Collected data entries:
----------
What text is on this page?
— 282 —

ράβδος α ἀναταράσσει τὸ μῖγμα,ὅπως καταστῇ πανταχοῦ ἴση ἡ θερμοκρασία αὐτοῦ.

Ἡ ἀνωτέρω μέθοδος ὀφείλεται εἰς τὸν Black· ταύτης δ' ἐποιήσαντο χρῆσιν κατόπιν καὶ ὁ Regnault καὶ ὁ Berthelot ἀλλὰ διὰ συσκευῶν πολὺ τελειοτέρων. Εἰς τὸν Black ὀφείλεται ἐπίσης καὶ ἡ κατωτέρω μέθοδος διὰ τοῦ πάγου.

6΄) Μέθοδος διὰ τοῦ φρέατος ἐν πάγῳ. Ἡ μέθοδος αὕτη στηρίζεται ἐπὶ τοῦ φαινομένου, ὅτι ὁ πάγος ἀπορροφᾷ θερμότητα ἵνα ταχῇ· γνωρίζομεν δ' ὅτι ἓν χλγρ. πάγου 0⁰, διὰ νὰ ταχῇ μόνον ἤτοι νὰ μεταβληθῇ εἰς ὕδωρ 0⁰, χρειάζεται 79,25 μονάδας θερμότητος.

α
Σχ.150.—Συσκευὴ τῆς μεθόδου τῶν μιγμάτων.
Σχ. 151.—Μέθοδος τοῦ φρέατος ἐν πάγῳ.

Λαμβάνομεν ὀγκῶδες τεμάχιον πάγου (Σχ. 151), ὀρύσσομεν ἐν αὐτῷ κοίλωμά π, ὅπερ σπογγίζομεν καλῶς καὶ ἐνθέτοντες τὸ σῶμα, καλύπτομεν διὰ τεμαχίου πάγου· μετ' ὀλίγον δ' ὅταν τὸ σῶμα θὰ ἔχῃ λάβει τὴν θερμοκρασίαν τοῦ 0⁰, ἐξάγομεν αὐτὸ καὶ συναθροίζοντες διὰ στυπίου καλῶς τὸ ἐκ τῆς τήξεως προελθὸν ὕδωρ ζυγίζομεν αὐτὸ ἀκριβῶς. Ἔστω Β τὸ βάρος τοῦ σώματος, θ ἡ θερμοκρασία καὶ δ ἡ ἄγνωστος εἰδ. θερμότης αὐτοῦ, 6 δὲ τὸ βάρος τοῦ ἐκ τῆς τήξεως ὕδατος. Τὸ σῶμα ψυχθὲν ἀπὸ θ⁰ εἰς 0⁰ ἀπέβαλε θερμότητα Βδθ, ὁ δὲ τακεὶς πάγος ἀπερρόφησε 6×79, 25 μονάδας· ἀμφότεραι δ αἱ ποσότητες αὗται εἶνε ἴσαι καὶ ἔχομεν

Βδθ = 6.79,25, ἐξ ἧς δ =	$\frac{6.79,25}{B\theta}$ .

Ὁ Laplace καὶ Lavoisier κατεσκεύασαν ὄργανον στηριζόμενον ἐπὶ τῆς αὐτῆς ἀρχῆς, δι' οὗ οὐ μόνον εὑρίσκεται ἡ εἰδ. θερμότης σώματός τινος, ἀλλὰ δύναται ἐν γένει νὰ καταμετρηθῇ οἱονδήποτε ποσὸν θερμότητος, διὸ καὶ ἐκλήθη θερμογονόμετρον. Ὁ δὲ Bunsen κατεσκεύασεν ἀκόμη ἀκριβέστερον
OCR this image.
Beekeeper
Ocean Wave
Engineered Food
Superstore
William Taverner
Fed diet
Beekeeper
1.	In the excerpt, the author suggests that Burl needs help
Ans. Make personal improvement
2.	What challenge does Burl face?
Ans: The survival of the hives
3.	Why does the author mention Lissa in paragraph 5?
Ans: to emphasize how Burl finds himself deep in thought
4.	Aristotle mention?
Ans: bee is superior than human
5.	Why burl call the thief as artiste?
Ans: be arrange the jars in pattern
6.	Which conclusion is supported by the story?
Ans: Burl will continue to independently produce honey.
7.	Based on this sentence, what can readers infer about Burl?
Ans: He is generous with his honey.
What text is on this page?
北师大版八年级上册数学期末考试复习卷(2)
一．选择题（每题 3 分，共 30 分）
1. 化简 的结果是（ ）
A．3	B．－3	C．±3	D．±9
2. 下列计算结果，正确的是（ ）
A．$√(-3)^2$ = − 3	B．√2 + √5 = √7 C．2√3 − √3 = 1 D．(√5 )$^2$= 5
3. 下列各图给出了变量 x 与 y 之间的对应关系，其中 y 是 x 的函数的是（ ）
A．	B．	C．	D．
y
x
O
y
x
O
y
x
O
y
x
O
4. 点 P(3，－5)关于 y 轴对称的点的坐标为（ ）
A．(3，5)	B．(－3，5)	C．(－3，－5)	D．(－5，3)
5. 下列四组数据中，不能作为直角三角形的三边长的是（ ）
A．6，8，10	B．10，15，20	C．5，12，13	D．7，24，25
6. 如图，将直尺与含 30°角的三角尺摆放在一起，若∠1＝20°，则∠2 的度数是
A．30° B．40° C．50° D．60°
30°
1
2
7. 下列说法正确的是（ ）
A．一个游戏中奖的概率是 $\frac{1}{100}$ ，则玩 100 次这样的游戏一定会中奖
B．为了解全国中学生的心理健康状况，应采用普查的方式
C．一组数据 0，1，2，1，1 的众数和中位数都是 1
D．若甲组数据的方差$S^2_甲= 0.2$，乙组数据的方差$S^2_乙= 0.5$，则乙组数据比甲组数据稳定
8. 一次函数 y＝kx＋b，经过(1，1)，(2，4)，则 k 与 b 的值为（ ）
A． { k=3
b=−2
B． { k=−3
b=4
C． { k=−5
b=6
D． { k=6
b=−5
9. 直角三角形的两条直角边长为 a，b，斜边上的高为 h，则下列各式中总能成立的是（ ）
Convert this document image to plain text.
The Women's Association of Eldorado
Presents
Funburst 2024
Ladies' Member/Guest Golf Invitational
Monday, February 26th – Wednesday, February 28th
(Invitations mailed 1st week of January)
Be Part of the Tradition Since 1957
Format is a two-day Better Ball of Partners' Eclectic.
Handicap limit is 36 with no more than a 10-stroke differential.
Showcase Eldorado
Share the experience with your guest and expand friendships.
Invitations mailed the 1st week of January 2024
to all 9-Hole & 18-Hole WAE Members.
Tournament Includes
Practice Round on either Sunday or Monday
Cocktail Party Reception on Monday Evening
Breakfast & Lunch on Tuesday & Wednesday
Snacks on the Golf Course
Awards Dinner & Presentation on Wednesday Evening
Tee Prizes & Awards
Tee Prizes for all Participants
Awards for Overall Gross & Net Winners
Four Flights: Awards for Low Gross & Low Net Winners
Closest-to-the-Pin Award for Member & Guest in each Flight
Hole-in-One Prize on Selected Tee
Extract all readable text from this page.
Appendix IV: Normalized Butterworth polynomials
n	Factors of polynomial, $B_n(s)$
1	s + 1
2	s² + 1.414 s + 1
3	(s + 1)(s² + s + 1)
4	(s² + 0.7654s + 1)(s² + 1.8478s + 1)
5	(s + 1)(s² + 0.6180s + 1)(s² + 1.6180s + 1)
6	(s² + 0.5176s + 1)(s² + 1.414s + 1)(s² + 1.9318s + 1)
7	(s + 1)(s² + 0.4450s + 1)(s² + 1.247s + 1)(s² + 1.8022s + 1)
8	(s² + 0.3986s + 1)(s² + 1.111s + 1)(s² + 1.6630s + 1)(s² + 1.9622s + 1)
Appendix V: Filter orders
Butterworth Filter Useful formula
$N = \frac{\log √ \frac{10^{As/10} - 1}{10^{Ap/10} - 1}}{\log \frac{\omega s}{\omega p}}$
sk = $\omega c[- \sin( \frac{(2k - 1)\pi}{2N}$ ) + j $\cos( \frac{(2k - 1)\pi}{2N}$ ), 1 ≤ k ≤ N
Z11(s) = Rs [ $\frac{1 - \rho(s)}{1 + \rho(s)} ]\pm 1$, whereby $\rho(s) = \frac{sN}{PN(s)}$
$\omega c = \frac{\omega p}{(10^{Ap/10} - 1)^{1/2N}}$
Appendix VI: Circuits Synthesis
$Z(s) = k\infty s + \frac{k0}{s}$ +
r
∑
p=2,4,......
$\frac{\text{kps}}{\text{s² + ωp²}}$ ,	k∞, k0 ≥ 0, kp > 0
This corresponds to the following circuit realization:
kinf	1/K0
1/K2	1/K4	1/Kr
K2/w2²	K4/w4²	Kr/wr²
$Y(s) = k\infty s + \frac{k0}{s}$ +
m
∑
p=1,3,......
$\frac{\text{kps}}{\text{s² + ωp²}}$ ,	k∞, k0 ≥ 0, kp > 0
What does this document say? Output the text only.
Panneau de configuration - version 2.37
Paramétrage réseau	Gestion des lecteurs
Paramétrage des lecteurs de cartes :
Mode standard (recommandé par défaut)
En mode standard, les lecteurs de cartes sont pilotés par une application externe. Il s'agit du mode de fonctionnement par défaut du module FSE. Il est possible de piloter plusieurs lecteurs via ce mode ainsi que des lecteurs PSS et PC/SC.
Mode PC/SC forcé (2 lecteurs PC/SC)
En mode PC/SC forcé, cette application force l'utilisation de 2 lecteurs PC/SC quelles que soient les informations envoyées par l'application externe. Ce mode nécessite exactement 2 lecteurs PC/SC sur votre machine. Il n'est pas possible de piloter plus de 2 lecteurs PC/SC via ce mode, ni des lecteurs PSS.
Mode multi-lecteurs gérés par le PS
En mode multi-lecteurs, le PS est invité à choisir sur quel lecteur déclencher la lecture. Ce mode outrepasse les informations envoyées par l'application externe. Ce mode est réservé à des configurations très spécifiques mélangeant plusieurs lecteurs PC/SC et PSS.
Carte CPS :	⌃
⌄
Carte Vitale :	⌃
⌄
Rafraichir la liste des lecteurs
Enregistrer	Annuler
----------
## Goal
Only a number is wanted: how many lines contain "infty"?

## Written response
2